──────── Task inputs

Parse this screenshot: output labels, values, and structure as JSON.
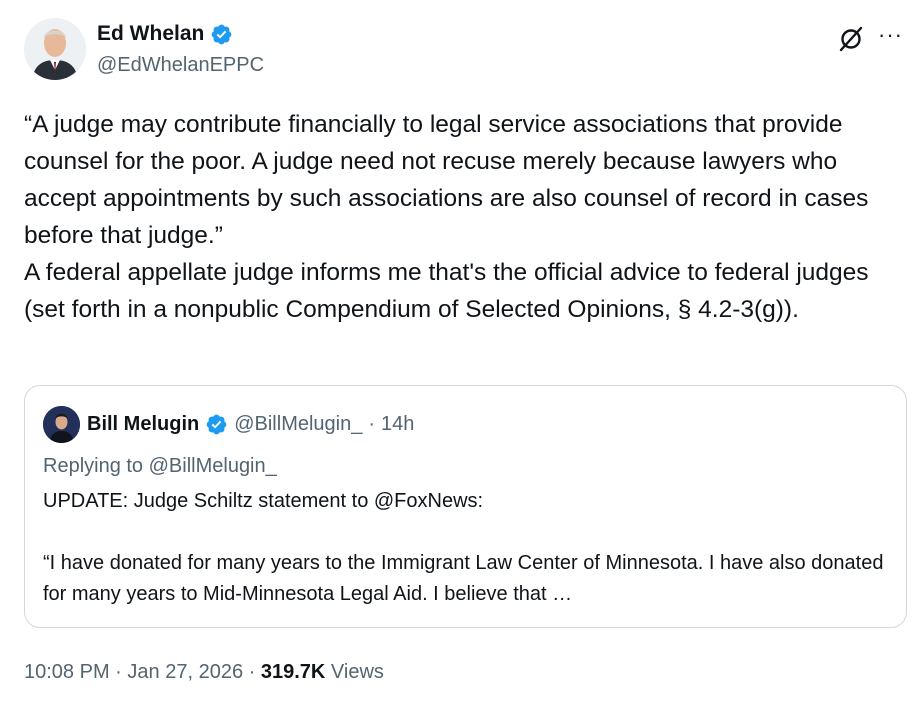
{
  "author": {
    "name": "Ed Whelan",
    "handle": "@EdWhelanEPPC",
    "verified_color": "#1d9bf0"
  },
  "tweet": {
    "text": "“A judge may contribute financially to legal service associations that provide counsel for the poor. A judge need not recuse merely because lawyers who accept appointments by such associations are also counsel of record in cases before that judge.”\nA federal appellate judge informs me that's the official advice to federal judges (set forth in a nonpublic Compendium of Selected Opinions, § 4.2-3(g))."
  },
  "quoted_tweet": {
    "name": "Bill Melugin",
    "handle": "@BillMelugin_",
    "separator": "·",
    "time": "14h",
    "replying_to": "Replying to @BillMelugin_",
    "text": "UPDATE: Judge Schiltz statement to @FoxNews:\n\n“I have donated for many years to the Immigrant Law Center of Minnesota.  I have also donated for many years to Mid-Minnesota Legal Aid.  I believe that …"
  },
  "meta": {
    "time": "10:08 PM",
    "separator": "·",
    "date": "Jan 27, 2026",
    "views_count": "319.7K",
    "views_label": "Views"
  },
  "icons": {
    "grok": "grok-icon",
    "more": "more-options-icon",
    "verified": "verified-badge-icon"
  }
}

────────────────

▸ **What is being asked**
Copy every line of the listing that contains the word "also".

▸ **Exercise answer**
    "text": "“A judge may contribute financially to legal service associations that provide counsel for the poor. A judge need not recuse merely because lawyers who accept appointments by such associations are also counsel of record in cases before that judge.”\nA federal appellate judge informs me that's the official advice to federal judges (set forth in a nonpublic Compendium of Selected Opinions, § 4.2-3(g))."
    "text": "UPDATE: Judge Schiltz statement to @FoxNews:\n\n“I have donated for many years to the Immigrant Law Center of Minnesota.  I have also donated for many years to Mid-Minnesota Legal Aid.  I believe that …"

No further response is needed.